To do: Set down exactly the lines running from the line with "Give me a plain-text" to the end of the listing below, both ends included.
start Dataset entries
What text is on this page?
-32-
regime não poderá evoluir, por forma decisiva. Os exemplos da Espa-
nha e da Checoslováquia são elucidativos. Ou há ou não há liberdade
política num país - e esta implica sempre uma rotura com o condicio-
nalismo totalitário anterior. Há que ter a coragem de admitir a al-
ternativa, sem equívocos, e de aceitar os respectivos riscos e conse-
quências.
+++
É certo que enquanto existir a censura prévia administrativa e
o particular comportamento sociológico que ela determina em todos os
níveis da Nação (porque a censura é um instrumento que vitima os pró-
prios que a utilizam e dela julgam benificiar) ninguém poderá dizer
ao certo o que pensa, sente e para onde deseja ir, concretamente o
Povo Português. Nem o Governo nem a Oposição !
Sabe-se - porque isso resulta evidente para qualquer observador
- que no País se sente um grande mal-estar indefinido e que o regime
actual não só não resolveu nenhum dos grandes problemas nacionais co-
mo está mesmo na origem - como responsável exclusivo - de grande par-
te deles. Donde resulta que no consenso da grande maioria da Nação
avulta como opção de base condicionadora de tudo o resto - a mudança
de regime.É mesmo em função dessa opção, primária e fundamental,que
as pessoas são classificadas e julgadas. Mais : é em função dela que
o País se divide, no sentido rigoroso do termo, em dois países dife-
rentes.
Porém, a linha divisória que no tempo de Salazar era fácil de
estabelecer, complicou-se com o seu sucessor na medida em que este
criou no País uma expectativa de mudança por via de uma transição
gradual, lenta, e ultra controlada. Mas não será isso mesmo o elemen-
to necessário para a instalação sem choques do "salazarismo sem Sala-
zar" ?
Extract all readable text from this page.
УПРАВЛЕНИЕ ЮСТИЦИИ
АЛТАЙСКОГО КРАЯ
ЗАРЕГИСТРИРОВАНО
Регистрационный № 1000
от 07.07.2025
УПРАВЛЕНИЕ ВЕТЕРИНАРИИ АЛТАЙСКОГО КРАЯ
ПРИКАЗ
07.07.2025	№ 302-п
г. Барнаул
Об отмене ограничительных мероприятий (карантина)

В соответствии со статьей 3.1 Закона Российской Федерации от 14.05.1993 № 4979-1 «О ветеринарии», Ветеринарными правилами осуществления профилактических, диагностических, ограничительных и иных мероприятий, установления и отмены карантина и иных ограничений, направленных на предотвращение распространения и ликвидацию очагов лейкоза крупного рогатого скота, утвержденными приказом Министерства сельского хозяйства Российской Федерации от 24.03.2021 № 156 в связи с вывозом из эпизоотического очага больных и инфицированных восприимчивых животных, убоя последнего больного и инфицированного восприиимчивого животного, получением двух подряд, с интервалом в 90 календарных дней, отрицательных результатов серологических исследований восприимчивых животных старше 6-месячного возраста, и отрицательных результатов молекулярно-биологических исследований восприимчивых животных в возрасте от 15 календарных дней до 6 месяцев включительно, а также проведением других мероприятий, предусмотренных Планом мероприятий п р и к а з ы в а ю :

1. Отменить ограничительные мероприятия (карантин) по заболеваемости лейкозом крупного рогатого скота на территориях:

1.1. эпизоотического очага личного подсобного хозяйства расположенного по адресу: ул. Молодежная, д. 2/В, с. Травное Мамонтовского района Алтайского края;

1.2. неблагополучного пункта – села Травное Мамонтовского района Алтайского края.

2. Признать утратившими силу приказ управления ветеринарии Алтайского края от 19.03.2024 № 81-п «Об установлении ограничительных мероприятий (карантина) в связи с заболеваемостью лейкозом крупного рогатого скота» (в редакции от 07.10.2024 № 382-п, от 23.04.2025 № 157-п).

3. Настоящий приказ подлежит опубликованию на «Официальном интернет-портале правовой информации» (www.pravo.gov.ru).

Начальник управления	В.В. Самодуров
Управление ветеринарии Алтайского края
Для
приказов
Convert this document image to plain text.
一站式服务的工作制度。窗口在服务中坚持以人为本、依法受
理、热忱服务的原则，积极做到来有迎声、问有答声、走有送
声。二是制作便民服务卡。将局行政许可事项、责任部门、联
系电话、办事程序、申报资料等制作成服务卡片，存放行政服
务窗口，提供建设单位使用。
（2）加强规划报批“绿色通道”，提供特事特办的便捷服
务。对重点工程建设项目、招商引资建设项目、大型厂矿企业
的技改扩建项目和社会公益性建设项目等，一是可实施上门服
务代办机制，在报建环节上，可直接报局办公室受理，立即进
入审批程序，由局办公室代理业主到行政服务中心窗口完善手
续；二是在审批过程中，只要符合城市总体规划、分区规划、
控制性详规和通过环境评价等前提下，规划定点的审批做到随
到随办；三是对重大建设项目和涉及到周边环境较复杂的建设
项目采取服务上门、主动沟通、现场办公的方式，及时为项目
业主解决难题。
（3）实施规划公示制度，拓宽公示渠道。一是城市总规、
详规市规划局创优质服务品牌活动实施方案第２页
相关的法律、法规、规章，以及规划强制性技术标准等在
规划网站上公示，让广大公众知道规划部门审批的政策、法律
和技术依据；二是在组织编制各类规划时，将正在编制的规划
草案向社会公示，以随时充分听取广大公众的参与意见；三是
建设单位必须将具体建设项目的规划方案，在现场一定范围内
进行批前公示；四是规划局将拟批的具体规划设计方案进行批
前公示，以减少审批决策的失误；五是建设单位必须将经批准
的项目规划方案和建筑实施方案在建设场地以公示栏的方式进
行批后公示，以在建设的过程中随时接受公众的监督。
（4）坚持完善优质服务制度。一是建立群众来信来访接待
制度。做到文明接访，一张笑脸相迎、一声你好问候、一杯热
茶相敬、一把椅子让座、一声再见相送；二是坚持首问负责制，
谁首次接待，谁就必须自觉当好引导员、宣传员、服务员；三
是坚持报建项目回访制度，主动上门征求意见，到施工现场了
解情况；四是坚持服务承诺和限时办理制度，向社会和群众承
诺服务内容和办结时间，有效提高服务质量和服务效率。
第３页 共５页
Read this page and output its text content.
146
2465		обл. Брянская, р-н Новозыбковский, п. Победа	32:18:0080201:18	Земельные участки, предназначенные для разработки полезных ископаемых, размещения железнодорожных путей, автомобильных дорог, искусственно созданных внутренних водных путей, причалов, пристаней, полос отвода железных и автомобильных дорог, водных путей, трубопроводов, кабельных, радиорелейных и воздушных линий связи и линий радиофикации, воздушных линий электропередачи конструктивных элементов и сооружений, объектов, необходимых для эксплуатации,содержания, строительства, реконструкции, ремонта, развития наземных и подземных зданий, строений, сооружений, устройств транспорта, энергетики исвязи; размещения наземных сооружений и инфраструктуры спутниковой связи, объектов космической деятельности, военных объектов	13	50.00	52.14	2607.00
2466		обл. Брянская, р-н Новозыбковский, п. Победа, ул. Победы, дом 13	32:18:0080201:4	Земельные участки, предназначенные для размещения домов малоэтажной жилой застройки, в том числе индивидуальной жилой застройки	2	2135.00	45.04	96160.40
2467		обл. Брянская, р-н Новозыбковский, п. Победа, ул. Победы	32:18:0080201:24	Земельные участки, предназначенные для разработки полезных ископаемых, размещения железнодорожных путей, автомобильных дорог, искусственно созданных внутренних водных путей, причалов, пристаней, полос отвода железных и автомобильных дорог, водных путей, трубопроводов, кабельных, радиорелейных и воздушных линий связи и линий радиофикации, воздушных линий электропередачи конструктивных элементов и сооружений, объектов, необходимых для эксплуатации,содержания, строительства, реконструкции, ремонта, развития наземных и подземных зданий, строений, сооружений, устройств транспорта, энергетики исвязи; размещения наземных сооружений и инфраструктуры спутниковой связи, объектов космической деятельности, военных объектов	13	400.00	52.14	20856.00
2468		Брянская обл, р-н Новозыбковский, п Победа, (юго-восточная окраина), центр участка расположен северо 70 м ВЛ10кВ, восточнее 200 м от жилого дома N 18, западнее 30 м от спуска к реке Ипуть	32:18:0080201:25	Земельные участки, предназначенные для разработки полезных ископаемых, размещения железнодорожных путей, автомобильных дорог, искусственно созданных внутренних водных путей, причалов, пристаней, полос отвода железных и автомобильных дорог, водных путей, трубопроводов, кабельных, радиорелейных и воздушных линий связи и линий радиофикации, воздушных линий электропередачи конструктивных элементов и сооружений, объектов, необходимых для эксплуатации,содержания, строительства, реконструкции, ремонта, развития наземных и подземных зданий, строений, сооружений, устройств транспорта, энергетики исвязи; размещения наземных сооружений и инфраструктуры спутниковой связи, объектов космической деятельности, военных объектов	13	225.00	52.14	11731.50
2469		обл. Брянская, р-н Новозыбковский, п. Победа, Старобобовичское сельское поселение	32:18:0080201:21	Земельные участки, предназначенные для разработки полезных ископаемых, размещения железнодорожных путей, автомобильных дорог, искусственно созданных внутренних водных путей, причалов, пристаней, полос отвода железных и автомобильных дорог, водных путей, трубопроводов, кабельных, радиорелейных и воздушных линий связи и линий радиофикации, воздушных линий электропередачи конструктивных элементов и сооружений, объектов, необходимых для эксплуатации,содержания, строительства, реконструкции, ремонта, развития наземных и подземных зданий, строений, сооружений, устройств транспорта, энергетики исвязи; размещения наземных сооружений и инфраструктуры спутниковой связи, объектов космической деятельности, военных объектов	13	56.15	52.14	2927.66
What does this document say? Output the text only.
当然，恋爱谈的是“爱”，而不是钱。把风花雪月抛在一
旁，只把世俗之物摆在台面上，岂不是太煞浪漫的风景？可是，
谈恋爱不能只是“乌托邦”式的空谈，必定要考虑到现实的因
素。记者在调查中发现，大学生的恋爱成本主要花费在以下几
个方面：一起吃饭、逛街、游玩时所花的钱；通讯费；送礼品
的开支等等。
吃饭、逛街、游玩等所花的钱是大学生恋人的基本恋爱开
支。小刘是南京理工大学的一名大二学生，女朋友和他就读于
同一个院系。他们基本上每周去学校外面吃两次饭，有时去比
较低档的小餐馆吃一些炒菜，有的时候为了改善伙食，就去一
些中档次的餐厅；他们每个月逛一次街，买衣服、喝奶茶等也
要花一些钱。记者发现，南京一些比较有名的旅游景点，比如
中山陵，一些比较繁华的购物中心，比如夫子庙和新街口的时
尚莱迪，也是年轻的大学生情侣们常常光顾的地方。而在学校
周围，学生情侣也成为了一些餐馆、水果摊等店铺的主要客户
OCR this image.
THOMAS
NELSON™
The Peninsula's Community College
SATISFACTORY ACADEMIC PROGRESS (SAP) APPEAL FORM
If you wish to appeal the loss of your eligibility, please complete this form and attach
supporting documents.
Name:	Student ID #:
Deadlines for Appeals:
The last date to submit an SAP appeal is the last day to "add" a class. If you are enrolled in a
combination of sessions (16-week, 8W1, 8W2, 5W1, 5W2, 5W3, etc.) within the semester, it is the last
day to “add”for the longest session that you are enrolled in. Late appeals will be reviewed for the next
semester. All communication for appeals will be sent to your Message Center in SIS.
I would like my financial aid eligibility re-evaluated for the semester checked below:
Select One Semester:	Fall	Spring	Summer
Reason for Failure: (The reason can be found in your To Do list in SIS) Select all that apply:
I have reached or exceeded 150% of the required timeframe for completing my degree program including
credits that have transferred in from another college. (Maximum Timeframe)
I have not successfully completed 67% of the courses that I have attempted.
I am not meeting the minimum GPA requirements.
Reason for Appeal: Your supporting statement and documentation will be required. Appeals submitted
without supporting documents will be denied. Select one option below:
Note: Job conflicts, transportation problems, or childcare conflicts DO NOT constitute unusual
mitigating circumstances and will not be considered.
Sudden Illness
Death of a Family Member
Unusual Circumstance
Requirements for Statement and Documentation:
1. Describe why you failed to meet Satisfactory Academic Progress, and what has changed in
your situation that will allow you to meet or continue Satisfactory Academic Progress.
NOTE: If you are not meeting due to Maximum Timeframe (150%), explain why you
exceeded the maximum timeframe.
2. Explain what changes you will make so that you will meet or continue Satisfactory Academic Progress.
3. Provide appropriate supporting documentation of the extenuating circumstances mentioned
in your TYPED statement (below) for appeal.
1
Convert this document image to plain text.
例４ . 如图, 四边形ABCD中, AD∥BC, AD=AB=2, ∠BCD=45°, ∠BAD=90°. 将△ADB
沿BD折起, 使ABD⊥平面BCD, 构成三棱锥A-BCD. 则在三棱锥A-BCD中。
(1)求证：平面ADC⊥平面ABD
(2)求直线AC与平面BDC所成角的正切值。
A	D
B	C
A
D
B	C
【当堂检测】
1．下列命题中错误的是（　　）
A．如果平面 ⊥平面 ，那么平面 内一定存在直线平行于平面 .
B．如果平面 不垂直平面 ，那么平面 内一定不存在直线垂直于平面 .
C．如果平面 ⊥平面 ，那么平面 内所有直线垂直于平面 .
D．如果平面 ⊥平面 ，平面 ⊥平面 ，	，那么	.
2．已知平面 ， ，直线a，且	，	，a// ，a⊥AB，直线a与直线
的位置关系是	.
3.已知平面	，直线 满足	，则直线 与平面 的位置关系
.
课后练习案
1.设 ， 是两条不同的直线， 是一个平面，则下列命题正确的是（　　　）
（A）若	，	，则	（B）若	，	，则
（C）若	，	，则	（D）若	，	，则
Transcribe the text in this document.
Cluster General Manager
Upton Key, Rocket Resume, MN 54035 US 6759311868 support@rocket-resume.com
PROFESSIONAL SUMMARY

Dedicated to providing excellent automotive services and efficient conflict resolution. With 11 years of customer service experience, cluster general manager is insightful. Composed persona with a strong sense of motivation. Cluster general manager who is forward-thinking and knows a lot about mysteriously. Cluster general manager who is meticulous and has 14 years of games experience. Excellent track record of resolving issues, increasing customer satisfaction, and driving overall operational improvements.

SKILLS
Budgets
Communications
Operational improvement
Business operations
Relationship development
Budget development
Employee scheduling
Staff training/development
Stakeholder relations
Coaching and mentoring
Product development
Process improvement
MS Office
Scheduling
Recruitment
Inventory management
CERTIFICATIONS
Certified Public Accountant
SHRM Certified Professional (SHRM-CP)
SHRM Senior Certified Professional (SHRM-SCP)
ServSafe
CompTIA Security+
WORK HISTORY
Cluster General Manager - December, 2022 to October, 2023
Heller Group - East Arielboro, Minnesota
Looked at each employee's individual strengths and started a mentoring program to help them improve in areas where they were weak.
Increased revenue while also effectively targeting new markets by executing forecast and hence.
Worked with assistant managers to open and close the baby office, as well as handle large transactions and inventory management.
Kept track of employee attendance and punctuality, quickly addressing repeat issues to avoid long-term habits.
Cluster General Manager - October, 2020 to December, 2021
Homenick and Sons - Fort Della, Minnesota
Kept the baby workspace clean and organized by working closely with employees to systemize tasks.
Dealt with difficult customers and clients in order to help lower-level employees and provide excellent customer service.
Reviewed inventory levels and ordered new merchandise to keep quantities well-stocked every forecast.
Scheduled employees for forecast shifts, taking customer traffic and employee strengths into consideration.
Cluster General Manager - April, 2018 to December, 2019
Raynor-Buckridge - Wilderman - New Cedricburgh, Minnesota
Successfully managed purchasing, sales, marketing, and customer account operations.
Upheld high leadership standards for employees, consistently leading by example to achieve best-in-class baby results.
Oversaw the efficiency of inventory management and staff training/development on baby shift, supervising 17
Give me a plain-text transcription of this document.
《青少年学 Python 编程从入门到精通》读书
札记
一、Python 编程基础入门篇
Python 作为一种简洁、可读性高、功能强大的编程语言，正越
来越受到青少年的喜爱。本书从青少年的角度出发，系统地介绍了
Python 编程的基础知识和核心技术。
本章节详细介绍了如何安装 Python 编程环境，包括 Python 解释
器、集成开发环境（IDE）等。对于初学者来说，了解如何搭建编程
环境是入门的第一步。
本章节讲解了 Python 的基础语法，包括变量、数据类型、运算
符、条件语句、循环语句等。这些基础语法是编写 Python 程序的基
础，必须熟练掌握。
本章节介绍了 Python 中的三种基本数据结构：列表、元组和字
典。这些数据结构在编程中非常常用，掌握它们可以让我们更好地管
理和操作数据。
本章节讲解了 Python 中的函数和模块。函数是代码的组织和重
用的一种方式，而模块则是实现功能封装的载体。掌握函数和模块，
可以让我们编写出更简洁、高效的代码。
end Dataset entries
Answer to the problem:
Give me a plain-text transcription of this document.
《青少年学 Python 编程从入门到精通》读书
札记
一、Python 编程基础入门篇
Python 作为一种简洁、可读性高、功能强大的编程语言，正越
来越受到青少年的喜爱。本书从青少年的角度出发，系统地介绍了
Python 编程的基础知识和核心技术。
本章节详细介绍了如何安装 Python 编程环境，包括 Python 解释
器、集成开发环境（IDE）等。对于初学者来说，了解如何搭建编程
环境是入门的第一步。
本章节讲解了 Python 的基础语法，包括变量、数据类型、运算
符、条件语句、循环语句等。这些基础语法是编写 Python 程序的基
础，必须熟练掌握。
本章节介绍了 Python 中的三种基本数据结构：列表、元组和字
典。这些数据结构在编程中非常常用，掌握它们可以让我们更好地管
理和操作数据。
本章节讲解了 Python 中的函数和模块。函数是代码的组织和重
用的一种方式，而模块则是实现功能封装的载体。掌握函数和模块，
可以让我们编写出更简洁、高效的代码。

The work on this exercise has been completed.